* JOB *
Repeat the records verbatim and leave the pictures out of your copy.

* DATA EXTRACT *
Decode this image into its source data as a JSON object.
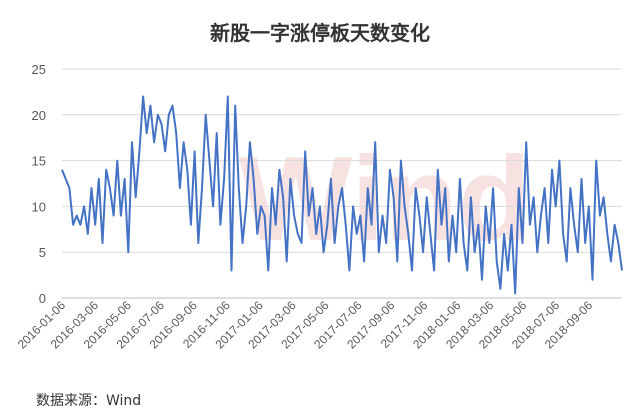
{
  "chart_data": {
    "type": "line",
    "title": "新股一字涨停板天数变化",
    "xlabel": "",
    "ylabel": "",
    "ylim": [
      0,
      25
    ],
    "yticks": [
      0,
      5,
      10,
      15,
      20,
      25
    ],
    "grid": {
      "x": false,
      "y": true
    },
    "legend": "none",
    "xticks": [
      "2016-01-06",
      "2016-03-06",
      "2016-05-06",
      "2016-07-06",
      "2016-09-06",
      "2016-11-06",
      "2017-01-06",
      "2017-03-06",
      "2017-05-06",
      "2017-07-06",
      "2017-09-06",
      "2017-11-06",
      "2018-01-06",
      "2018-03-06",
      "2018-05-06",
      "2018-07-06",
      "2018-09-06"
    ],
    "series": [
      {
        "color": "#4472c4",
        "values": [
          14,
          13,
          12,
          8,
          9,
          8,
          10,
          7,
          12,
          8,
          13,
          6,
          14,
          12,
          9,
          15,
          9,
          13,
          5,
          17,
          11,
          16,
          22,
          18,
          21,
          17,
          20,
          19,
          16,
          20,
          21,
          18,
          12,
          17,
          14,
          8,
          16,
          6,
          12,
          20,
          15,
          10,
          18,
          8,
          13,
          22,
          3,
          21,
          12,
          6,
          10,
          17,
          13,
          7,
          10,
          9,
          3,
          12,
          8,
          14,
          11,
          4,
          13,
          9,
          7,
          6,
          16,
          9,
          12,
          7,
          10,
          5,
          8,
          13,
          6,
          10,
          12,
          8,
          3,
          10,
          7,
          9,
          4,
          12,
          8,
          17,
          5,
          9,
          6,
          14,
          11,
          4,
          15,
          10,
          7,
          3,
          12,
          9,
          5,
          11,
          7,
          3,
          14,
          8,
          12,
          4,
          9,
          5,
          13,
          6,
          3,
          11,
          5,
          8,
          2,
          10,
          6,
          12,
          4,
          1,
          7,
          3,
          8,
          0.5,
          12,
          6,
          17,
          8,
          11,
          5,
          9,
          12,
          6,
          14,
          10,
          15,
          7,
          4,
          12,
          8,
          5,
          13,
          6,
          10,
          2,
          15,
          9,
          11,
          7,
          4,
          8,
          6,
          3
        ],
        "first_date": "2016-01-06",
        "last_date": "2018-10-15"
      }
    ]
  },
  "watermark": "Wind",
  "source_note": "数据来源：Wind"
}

* SOLUTION *
Decode this image into its source data as a JSON object.
{
  "chart_data": {
    "type": "line",
    "title": "新股一字涨停板天数变化",
    "xlabel": "",
    "ylabel": "",
    "ylim": [
      0,
      25
    ],
    "yticks": [
      0,
      5,
      10,
      15,
      20,
      25
    ],
    "grid": {
      "x": false,
      "y": true
    },
    "legend": "none",
    "xticks": [
      "2016-01-06",
      "2016-03-06",
      "2016-05-06",
      "2016-07-06",
      "2016-09-06",
      "2016-11-06",
      "2017-01-06",
      "2017-03-06",
      "2017-05-06",
      "2017-07-06",
      "2017-09-06",
      "2017-11-06",
      "2018-01-06",
      "2018-03-06",
      "2018-05-06",
      "2018-07-06",
      "2018-09-06"
    ],
    "series": [
      {
        "color": "#4472c4",
        "values": [
          14,
          13,
          12,
          8,
          9,
          8,
          10,
          7,
          12,
          8,
          13,
          6,
          14,
          12,
          9,
          15,
          9,
          13,
          5,
          17,
          11,
          16,
          22,
          18,
          21,
          17,
          20,
          19,
          16,
          20,
          21,
          18,
          12,
          17,
          14,
          8,
          16,
          6,
          12,
          20,
          15,
          10,
          18,
          8,
          13,
          22,
          3,
          21,
          12,
          6,
          10,
          17,
          13,
          7,
          10,
          9,
          3,
          12,
          8,
          14,
          11,
          4,
          13,
          9,
          7,
          6,
          16,
          9,
          12,
          7,
          10,
          5,
          8,
          13,
          6,
          10,
          12,
          8,
          3,
          10,
          7,
          9,
          4,
          12,
          8,
          17,
          5,
          9,
          6,
          14,
          11,
          4,
          15,
          10,
          7,
          3,
          12,
          9,
          5,
          11,
          7,
          3,
          14,
          8,
          12,
          4,
          9,
          5,
          13,
          6,
          3,
          11,
          5,
          8,
          2,
          10,
          6,
          12,
          4,
          1,
          7,
          3,
          8,
          0.5,
          12,
          6,
          17,
          8,
          11,
          5,
          9,
          12,
          6,
          14,
          10,
          15,
          7,
          4,
          12,
          8,
          5,
          13,
          6,
          10,
          2,
          15,
          9,
          11,
          7,
          4,
          8,
          6,
          3
        ],
        "first_date": "2016-01-06",
        "last_date": "2018-10-15"
      }
    ]
  },
  "watermark": "Wind",
  "source_note": "数据来源：Wind"
}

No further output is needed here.